■ STATED PROBLEM ■
Report the count of lines below that include "Time", without any other text.

■ EXERCISE MATERIALS ■

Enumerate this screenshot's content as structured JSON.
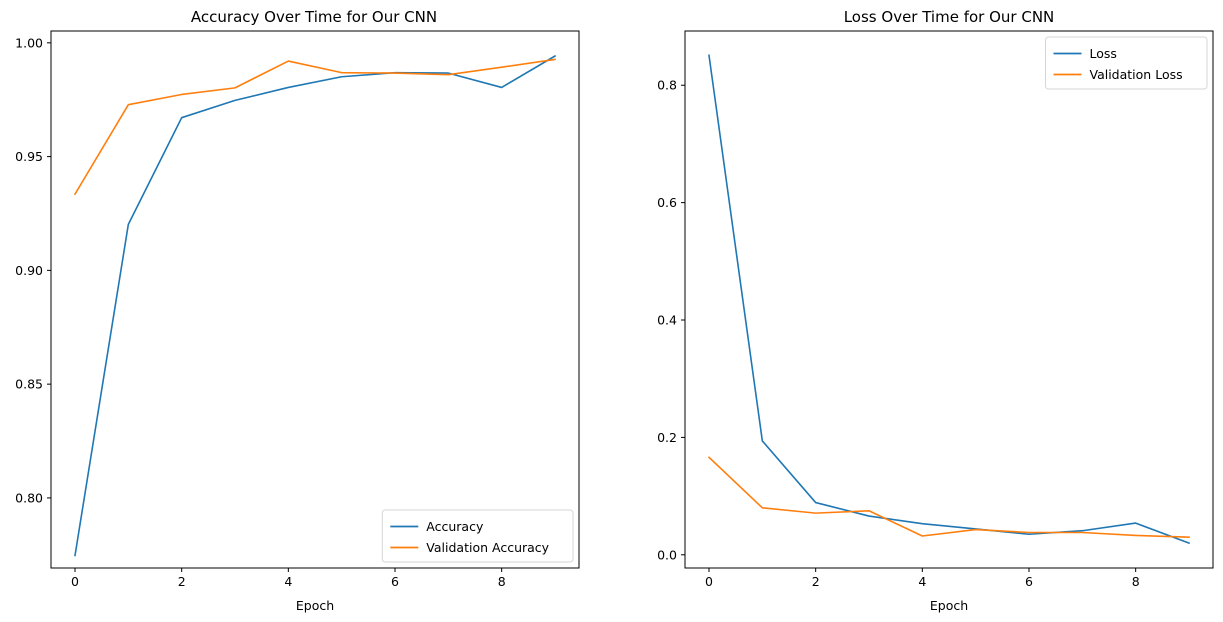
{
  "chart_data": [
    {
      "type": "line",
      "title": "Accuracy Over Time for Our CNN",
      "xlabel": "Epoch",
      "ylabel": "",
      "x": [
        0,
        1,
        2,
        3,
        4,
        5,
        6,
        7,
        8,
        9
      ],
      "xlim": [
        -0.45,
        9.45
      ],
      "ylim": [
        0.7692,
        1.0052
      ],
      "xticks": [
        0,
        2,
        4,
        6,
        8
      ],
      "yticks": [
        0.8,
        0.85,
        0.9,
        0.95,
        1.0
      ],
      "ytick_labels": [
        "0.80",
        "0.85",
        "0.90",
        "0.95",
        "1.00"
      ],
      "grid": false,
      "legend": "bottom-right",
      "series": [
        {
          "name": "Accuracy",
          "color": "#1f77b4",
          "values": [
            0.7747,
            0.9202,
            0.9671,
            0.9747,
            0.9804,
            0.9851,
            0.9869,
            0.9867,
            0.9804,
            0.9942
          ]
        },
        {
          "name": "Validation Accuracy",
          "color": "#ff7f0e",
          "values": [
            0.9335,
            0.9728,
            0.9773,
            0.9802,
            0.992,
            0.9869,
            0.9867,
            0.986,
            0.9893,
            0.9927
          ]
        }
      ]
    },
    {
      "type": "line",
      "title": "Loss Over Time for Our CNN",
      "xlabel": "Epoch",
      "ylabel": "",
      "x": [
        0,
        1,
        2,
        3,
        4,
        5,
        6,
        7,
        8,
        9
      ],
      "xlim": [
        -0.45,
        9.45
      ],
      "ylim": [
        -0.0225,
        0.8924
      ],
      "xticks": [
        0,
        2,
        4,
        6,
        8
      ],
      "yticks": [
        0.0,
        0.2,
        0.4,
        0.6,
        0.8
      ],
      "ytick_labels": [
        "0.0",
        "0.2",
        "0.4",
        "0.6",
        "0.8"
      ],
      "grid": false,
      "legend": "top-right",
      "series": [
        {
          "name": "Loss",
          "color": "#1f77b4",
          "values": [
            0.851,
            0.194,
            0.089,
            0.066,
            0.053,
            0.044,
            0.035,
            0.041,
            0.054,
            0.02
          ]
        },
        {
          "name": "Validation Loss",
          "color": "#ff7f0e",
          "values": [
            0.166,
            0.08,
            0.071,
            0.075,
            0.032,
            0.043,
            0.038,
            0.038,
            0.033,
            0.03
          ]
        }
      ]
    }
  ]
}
==
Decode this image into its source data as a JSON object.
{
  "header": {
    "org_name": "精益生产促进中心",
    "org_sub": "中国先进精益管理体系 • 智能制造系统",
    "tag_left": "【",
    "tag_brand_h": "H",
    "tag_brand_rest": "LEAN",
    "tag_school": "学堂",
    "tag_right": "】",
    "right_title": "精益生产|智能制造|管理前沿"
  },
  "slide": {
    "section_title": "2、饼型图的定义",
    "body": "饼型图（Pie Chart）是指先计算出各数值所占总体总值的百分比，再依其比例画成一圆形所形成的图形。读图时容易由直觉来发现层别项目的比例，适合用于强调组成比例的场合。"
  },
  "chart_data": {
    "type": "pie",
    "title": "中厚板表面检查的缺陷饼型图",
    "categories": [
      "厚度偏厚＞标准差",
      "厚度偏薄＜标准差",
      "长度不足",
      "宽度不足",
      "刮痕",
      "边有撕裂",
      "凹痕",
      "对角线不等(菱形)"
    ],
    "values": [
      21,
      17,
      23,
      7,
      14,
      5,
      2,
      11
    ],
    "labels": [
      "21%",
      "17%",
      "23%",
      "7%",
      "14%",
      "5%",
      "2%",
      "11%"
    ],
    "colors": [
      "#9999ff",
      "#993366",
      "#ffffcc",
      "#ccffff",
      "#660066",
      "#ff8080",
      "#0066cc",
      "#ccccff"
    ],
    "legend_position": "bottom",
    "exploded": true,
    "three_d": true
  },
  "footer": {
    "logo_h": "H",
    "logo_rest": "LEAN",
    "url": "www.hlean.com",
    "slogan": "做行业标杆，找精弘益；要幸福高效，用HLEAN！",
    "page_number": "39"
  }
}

■ OUTPUT OF THE EXERCISE ■
2